* Problem description *
Copy out all lines where "File" appears.

Data entries
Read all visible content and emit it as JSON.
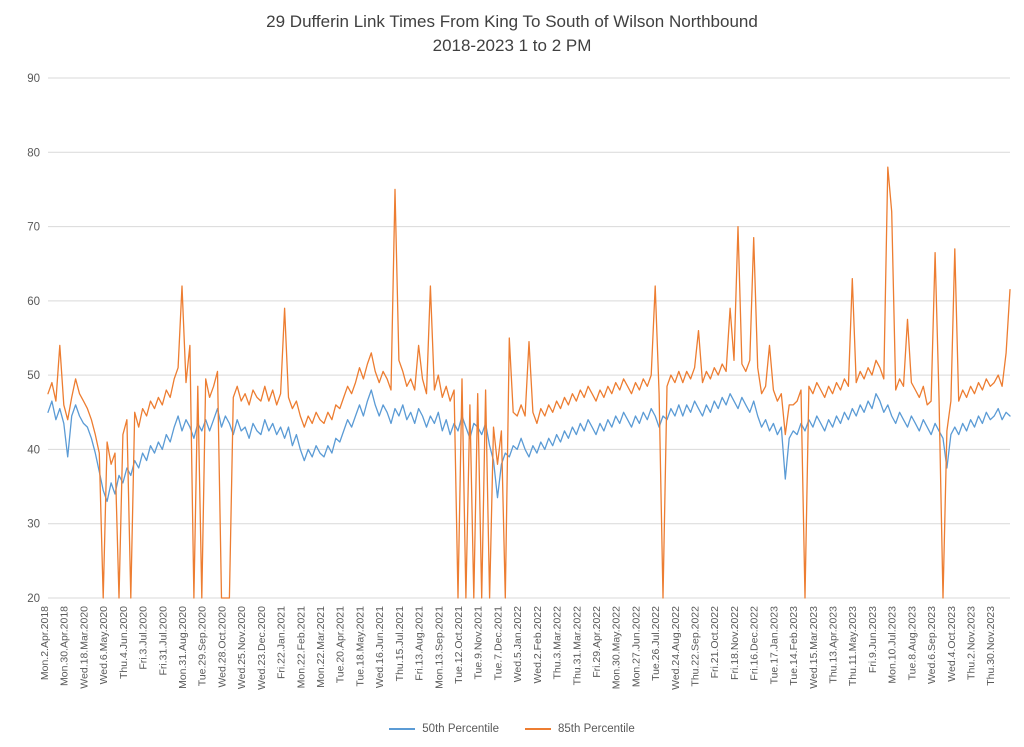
{
  "title": {
    "line1": "29 Dufferin Link Times From King To South of Wilson Northbound",
    "line2": "2018-2023 1 to 2 PM"
  },
  "colors": {
    "series_50th": "#5B9BD5",
    "series_85th": "#ED7D31",
    "gridline": "#D9D9D9",
    "axis_text": "#595959",
    "title_text": "#404040",
    "background": "#FFFFFF"
  },
  "legend": {
    "items": [
      {
        "label": "50th Percentile",
        "color": "#5B9BD5"
      },
      {
        "label": "85th Percentile",
        "color": "#ED7D31"
      }
    ],
    "position": "bottom"
  },
  "chart_data": {
    "type": "line",
    "title": "29 Dufferin Link Times From King To South of Wilson Northbound 2018-2023 1 to 2 PM",
    "xlabel": "",
    "ylabel": "",
    "ylim": [
      20,
      90
    ],
    "y_ticks": [
      20,
      30,
      40,
      50,
      60,
      70,
      80,
      90
    ],
    "grid": "horizontal",
    "legend_position": "bottom",
    "ticks_every_n_points": 5,
    "x_tick_labels": [
      "Mon.2.Apr.2018",
      "Mon.30.Apr.2018",
      "Wed.18.Mar.2020",
      "Wed.6.May.2020",
      "Thu.4.Jun.2020",
      "Fri.3.Jul.2020",
      "Fri.31.Jul.2020",
      "Mon.31.Aug.2020",
      "Tue.29.Sep.2020",
      "Wed.28.Oct.2020",
      "Wed.25.Nov.2020",
      "Wed.23.Dec.2020",
      "Fri.22.Jan.2021",
      "Mon.22.Feb.2021",
      "Mon.22.Mar.2021",
      "Tue.20.Apr.2021",
      "Tue.18.May.2021",
      "Wed.16.Jun.2021",
      "Thu.15.Jul.2021",
      "Fri.13.Aug.2021",
      "Mon.13.Sep.2021",
      "Tue.12.Oct.2021",
      "Tue.9.Nov.2021",
      "Tue.7.Dec.2021",
      "Wed.5.Jan.2022",
      "Wed.2.Feb.2022",
      "Thu.3.Mar.2022",
      "Thu.31.Mar.2022",
      "Fri.29.Apr.2022",
      "Mon.30.May.2022",
      "Mon.27.Jun.2022",
      "Tue.26.Jul.2022",
      "Wed.24.Aug.2022",
      "Thu.22.Sep.2022",
      "Fri.21.Oct.2022",
      "Fri.18.Nov.2022",
      "Fri.16.Dec.2022",
      "Tue.17.Jan.2023",
      "Tue.14.Feb.2023",
      "Wed.15.Mar.2023",
      "Thu.13.Apr.2023",
      "Thu.11.May.2023",
      "Fri.9.Jun.2023",
      "Mon.10.Jul.2023",
      "Tue.8.Aug.2023",
      "Wed.6.Sep.2023",
      "Wed.4.Oct.2023",
      "Thu.2.Nov.2023",
      "Thu.30.Nov.2023"
    ],
    "series": [
      {
        "name": "50th Percentile",
        "color": "#5B9BD5",
        "values": [
          45,
          46.5,
          44,
          45.5,
          43.5,
          39,
          44.5,
          46,
          44.5,
          43.5,
          43,
          41.5,
          39.5,
          37,
          34.5,
          33,
          35.5,
          34,
          36.5,
          35.5,
          37.5,
          36.5,
          38.5,
          37.5,
          39.5,
          38.5,
          40.5,
          39.5,
          41,
          40,
          42,
          41,
          43,
          44.5,
          42.5,
          44,
          43,
          41.5,
          43.5,
          42.5,
          44,
          42.5,
          44,
          45.5,
          43,
          44.5,
          43.5,
          42,
          44,
          42.5,
          43,
          41.5,
          43.5,
          42.5,
          42,
          44,
          42.5,
          43.5,
          42,
          43,
          41.5,
          43,
          40.5,
          42,
          40,
          38.5,
          40,
          39,
          40.5,
          39.5,
          39,
          40.5,
          39.5,
          41.5,
          41,
          42.5,
          44,
          43,
          44.5,
          46,
          44.5,
          46.5,
          48,
          46,
          44.5,
          46,
          45,
          43.5,
          45.5,
          44.5,
          46,
          44,
          45,
          43.5,
          45.5,
          44.5,
          43,
          44.5,
          43.5,
          45,
          42.5,
          44,
          42,
          43.5,
          42.5,
          44.5,
          43,
          41.5,
          43.5,
          43,
          42,
          43.5,
          40.5,
          38.5,
          33.5,
          38,
          39.5,
          39,
          40.5,
          40,
          41.5,
          40,
          39,
          40.5,
          39.5,
          41,
          40,
          41.5,
          40.5,
          42,
          41,
          42.5,
          41.5,
          43,
          42,
          43.5,
          42.5,
          44,
          43,
          42,
          43.5,
          42.5,
          44,
          43,
          44.5,
          43.5,
          45,
          44,
          43,
          44.5,
          43.5,
          45,
          44,
          45.5,
          44.5,
          43,
          44.5,
          44,
          45.5,
          44.5,
          46,
          44.5,
          46,
          45,
          46.5,
          45.5,
          44.5,
          46,
          45,
          46.5,
          45.5,
          47,
          46,
          47.5,
          46.5,
          45.5,
          47,
          46,
          45,
          46.5,
          44.5,
          43,
          44,
          42.5,
          43.5,
          42,
          43,
          36,
          41.5,
          42.5,
          42,
          43.5,
          42.5,
          44,
          43,
          44.5,
          43.5,
          42.5,
          44,
          43,
          44.5,
          43.5,
          45,
          44,
          45.5,
          44.5,
          46,
          45,
          46.5,
          45.5,
          47.5,
          46.5,
          45,
          46,
          44.5,
          43.5,
          45,
          44,
          43,
          44.5,
          43.5,
          42.5,
          44,
          43,
          42,
          43.5,
          42.5,
          41.5,
          37.5,
          42,
          43,
          42,
          43.5,
          42.5,
          44,
          43,
          44.5,
          43.5,
          45,
          44,
          44.5,
          45.5,
          44,
          45,
          44.5
        ]
      },
      {
        "name": "85th Percentile",
        "color": "#ED7D31",
        "values": [
          47.5,
          49,
          46.5,
          54,
          46,
          44,
          47,
          49.5,
          47.5,
          46.5,
          45.5,
          44,
          42,
          39.5,
          20,
          41,
          38,
          39.5,
          20,
          42,
          44,
          20,
          45,
          43,
          45.5,
          44.5,
          46.5,
          45.5,
          47,
          46,
          48,
          47,
          49.5,
          51,
          62,
          49,
          54,
          20,
          48.5,
          20,
          49.5,
          47,
          48.5,
          50.5,
          20,
          20,
          20,
          47,
          48.5,
          46.5,
          47.5,
          46,
          48,
          47,
          46.5,
          48.5,
          46.5,
          48,
          46,
          47.5,
          59,
          47,
          45.5,
          46.5,
          44.5,
          43,
          44.5,
          43.5,
          45,
          44,
          43.5,
          45,
          44,
          46,
          45.5,
          47,
          48.5,
          47.5,
          49,
          51,
          49.5,
          51.5,
          53,
          50.5,
          49,
          50.5,
          49.5,
          48,
          75,
          52,
          50.5,
          48.5,
          49.5,
          48,
          54,
          49.5,
          47.5,
          62,
          48,
          50,
          47,
          48.5,
          46.5,
          48,
          20,
          49.5,
          20,
          46,
          20,
          47.5,
          20,
          48,
          20,
          43,
          38,
          42.5,
          20,
          55,
          45,
          44.5,
          46,
          44.5,
          54.5,
          45,
          43.5,
          45.5,
          44.5,
          46,
          45,
          46.5,
          45.5,
          47,
          46,
          47.5,
          46.5,
          48,
          47,
          48.5,
          47.5,
          46.5,
          48,
          47,
          48.5,
          47.5,
          49,
          48,
          49.5,
          48.5,
          47.5,
          49,
          48,
          49.5,
          48.5,
          50,
          62,
          47.5,
          20,
          48.5,
          50,
          49,
          50.5,
          49,
          50.5,
          49.5,
          51,
          56,
          49,
          50.5,
          49.5,
          51,
          50,
          51.5,
          50.5,
          59,
          52,
          70,
          51.5,
          50.5,
          52,
          68.5,
          51,
          47.5,
          48.5,
          54,
          48,
          46.5,
          47.5,
          42,
          46,
          46,
          46.5,
          48,
          20,
          48.5,
          47.5,
          49,
          48,
          47,
          48.5,
          47.5,
          49,
          48,
          49.5,
          48.5,
          63,
          49,
          50.5,
          49.5,
          51,
          50,
          52,
          51,
          49.5,
          78,
          72,
          48,
          49.5,
          48.5,
          57.5,
          49,
          48,
          47,
          48.5,
          46,
          46.5,
          66.5,
          47,
          20,
          42.5,
          46.5,
          67,
          46.5,
          48,
          47,
          48.5,
          47.5,
          49,
          48,
          49.5,
          48.5,
          49,
          50,
          48.5,
          53,
          61.5
        ]
      }
    ]
  }
}
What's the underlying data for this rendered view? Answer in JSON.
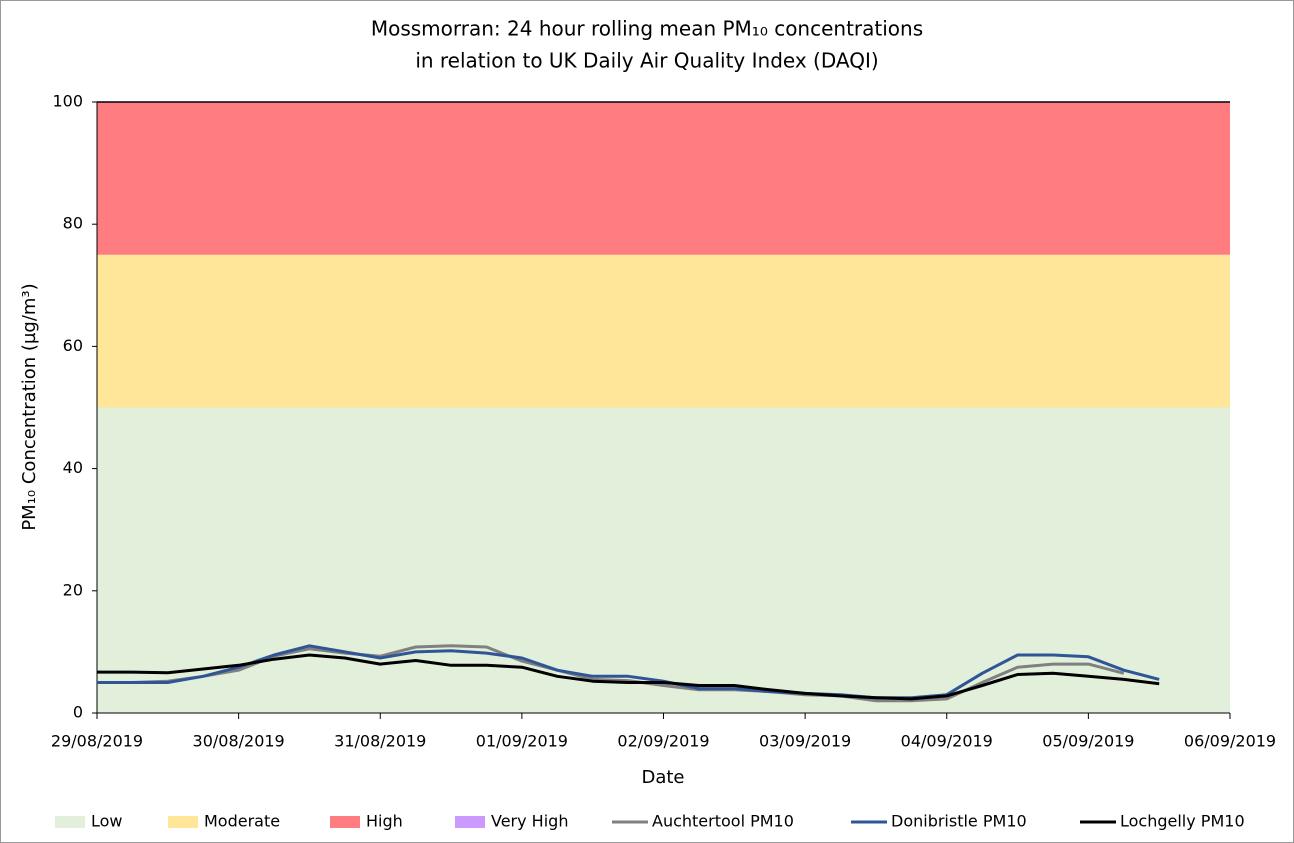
{
  "chart_data": {
    "type": "line",
    "title": [
      "Mossmorran: 24 hour rolling mean PM₁₀ concentrations",
      "in relation to UK Daily Air Quality Index (DAQI)"
    ],
    "x_label": "Date",
    "y_label": "PM₁₀ Concentration (µg/m³)",
    "xlim": [
      "29/08/2019",
      "06/09/2019"
    ],
    "xticks": [
      "29/08/2019",
      "30/08/2019",
      "31/08/2019",
      "01/09/2019",
      "02/09/2019",
      "03/09/2019",
      "04/09/2019",
      "05/09/2019",
      "06/09/2019"
    ],
    "ylim": [
      0,
      100
    ],
    "yticks": [
      0,
      20,
      40,
      60,
      80,
      100
    ],
    "grid": false,
    "legend": "bottom",
    "bands": [
      {
        "name": "Low",
        "color": "#e2efda",
        "range": [
          0,
          50
        ]
      },
      {
        "name": "Moderate",
        "color": "#ffe699",
        "range": [
          50,
          75
        ]
      },
      {
        "name": "High",
        "color": "#ff7c80",
        "range": [
          75,
          100
        ]
      },
      {
        "name": "Very High",
        "color": "#cc99ff"
      }
    ],
    "x": [
      "29/08/2019 00:00",
      "29/08/2019 06:00",
      "29/08/2019 12:00",
      "29/08/2019 18:00",
      "30/08/2019 00:00",
      "30/08/2019 06:00",
      "30/08/2019 12:00",
      "30/08/2019 18:00",
      "31/08/2019 00:00",
      "31/08/2019 06:00",
      "31/08/2019 12:00",
      "31/08/2019 18:00",
      "01/09/2019 00:00",
      "01/09/2019 06:00",
      "01/09/2019 12:00",
      "01/09/2019 18:00",
      "02/09/2019 00:00",
      "02/09/2019 06:00",
      "02/09/2019 12:00",
      "02/09/2019 18:00",
      "03/09/2019 00:00",
      "03/09/2019 06:00",
      "03/09/2019 12:00",
      "03/09/2019 18:00",
      "04/09/2019 00:00",
      "04/09/2019 06:00",
      "04/09/2019 12:00",
      "04/09/2019 18:00",
      "05/09/2019 00:00",
      "05/09/2019 06:00",
      "05/09/2019 12:00"
    ],
    "series": [
      {
        "name": "Auchtertool PM10",
        "color": "#808080",
        "values": [
          5,
          5,
          5.2,
          6,
          7,
          9.3,
          10.5,
          9.8,
          9.3,
          10.8,
          11,
          10.8,
          8.5,
          7,
          5.5,
          5.3,
          4.5,
          3.8,
          3.8,
          3.5,
          3,
          2.8,
          2,
          2,
          2.3,
          5,
          7.5,
          8,
          8,
          6.5,
          null
        ]
      },
      {
        "name": "Donibristle PM10",
        "color": "#2f5597",
        "values": [
          5,
          5,
          5,
          6,
          7.5,
          9.5,
          11,
          10,
          9,
          10,
          10.2,
          9.8,
          9,
          7,
          6,
          6,
          5.2,
          4,
          4,
          3.5,
          3.2,
          3,
          2.5,
          2.5,
          3,
          6.5,
          9.5,
          9.5,
          9.2,
          7,
          5.5
        ]
      },
      {
        "name": "Lochgelly PM10",
        "color": "#000000",
        "values": [
          6.7,
          6.7,
          6.6,
          7.2,
          7.8,
          8.8,
          9.5,
          9,
          8,
          8.6,
          7.8,
          7.8,
          7.5,
          6,
          5.2,
          5,
          5,
          4.5,
          4.5,
          3.8,
          3.2,
          2.8,
          2.5,
          2.3,
          2.8,
          4.5,
          6.3,
          6.5,
          6,
          5.5,
          4.8
        ]
      }
    ]
  }
}
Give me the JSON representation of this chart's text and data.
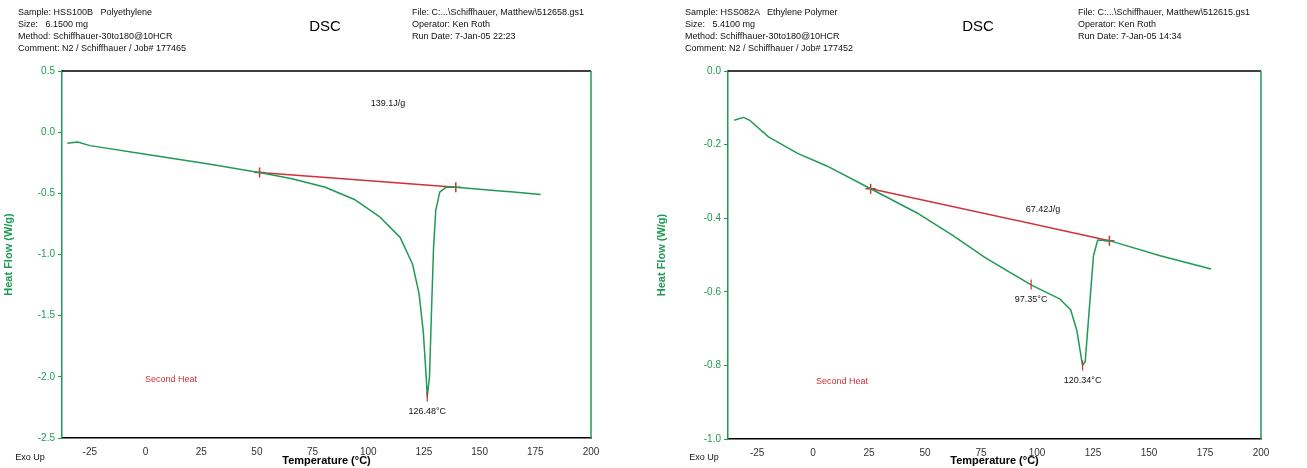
{
  "chart_data": [
    {
      "type": "line",
      "title": "DSC",
      "xlabel": "Temperature (°C)",
      "ylabel": "Heat Flow (W/g)",
      "xlim": [
        -37.5,
        200
      ],
      "ylim": [
        -2.5,
        0.5
      ],
      "xticks": [
        -25,
        0,
        25,
        50,
        75,
        100,
        125,
        150,
        175,
        200
      ],
      "yticks": [
        {
          "value": -2.5,
          "label": "-2.5"
        },
        {
          "value": -2,
          "label": "-2.0"
        },
        {
          "value": -1.5,
          "label": "-1.5"
        },
        {
          "value": -1,
          "label": "-1.0"
        },
        {
          "value": -0.5,
          "label": "-0.5"
        },
        {
          "value": 0,
          "label": "0.0"
        },
        {
          "value": 0.5,
          "label": "0.5"
        }
      ],
      "grid": false,
      "legend": false,
      "marker": "none",
      "series": [
        {
          "color": "#1f9a55",
          "x": [
            -35.1,
            -30.5,
            -24.9,
            0,
            28.4,
            51.2,
            65.8,
            80.7,
            93.8,
            105,
            114.3,
            119.9,
            122.8,
            124.7,
            126,
            126.48,
            127.5,
            128.4,
            129.3,
            130.3,
            132.1,
            135,
            139.3,
            159.3,
            177.4
          ],
          "values": [
            -0.09,
            -0.08,
            -0.11,
            -0.18,
            -0.26,
            -0.33,
            -0.38,
            -0.45,
            -0.55,
            -0.69,
            -0.86,
            -1.08,
            -1.32,
            -1.63,
            -2.0,
            -2.16,
            -2.0,
            -1.46,
            -0.95,
            -0.64,
            -0.49,
            -0.45,
            -0.45,
            -0.48,
            -0.51
          ]
        },
        {
          "color": "#d0303a",
          "marker": "cross",
          "x": [
            51.2,
            139.3
          ],
          "values": [
            -0.33,
            -0.45
          ]
        }
      ],
      "annotations": [
        "Sample: HSS100B   Polyethylene",
        "Size:   6.1500 mg",
        "Method: Schiffhauer-30to180@10HCR",
        "Comment: N2 / Schiffhauer / Job# 177465",
        "File: C:...\\Schiffhauer, Matthew\\512658.gs1",
        "Operator: Ken Roth",
        "Run Date: 7-Jan-05 22:23",
        "139.1J/g",
        "Second Heat",
        "Exo Up",
        {
          "text": "126.48°C",
          "x": 126.48,
          "y": -2.16
        }
      ]
    },
    {
      "type": "line",
      "title": "DSC",
      "xlabel": "Temperature (°C)",
      "ylabel": "Heat Flow (W/g)",
      "xlim": [
        -38,
        200
      ],
      "ylim": [
        -1,
        0
      ],
      "xticks": [
        -25,
        0,
        25,
        50,
        75,
        100,
        125,
        150,
        175,
        200
      ],
      "yticks": [
        {
          "value": -1,
          "label": "-1.0"
        },
        {
          "value": -0.8,
          "label": "-0.8"
        },
        {
          "value": -0.6,
          "label": "-0.6"
        },
        {
          "value": -0.4,
          "label": "-0.4"
        },
        {
          "value": -0.2,
          "label": "-0.2"
        },
        {
          "value": 0,
          "label": "0.0"
        }
      ],
      "grid": false,
      "legend": false,
      "marker": "none",
      "series": [
        {
          "color": "#1f9a55",
          "x": [
            -35.2,
            -31.1,
            -28.3,
            -19.9,
            -6.9,
            6.1,
            25.7,
            47.1,
            62,
            76.8,
            97.3,
            110.3,
            115,
            117.8,
            120.3,
            121.5,
            123.3,
            125.2,
            127.1,
            132.3,
            155,
            177.7
          ],
          "values": [
            -0.134,
            -0.126,
            -0.134,
            -0.179,
            -0.224,
            -0.258,
            -0.32,
            -0.388,
            -0.445,
            -0.507,
            -0.581,
            -0.62,
            -0.649,
            -0.706,
            -0.8,
            -0.79,
            -0.649,
            -0.502,
            -0.459,
            -0.461,
            -0.502,
            -0.538
          ]
        },
        {
          "color": "#d0303a",
          "marker": "cross",
          "x": [
            25.7,
            132.3
          ],
          "values": [
            -0.32,
            -0.461
          ]
        }
      ],
      "annotations": [
        "Sample: HSS082A   Ethylene Polymer",
        "Size:   5.4100 mg",
        "Method: Schiffhauer-30to180@10HCR",
        "Comment: N2 / Schiffhauer / Job# 177452",
        "File: C:...\\Schiffhauer, Matthew\\512615.gs1",
        "Operator: Ken Roth",
        "Run Date: 7-Jan-05 14:34",
        "67.42J/g",
        "Second Heat",
        "Exo Up",
        {
          "text": "97.35°C",
          "x": 97.35,
          "y": -0.58
        },
        {
          "text": "120.34°C",
          "x": 120.34,
          "y": -0.8
        }
      ]
    }
  ]
}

* Finished task *
        "File: C:...\\Schiffhauer, Matthew\\512658.gs1",
        "File: C:...\\Schiffhauer, Matthew\\512615.gs1",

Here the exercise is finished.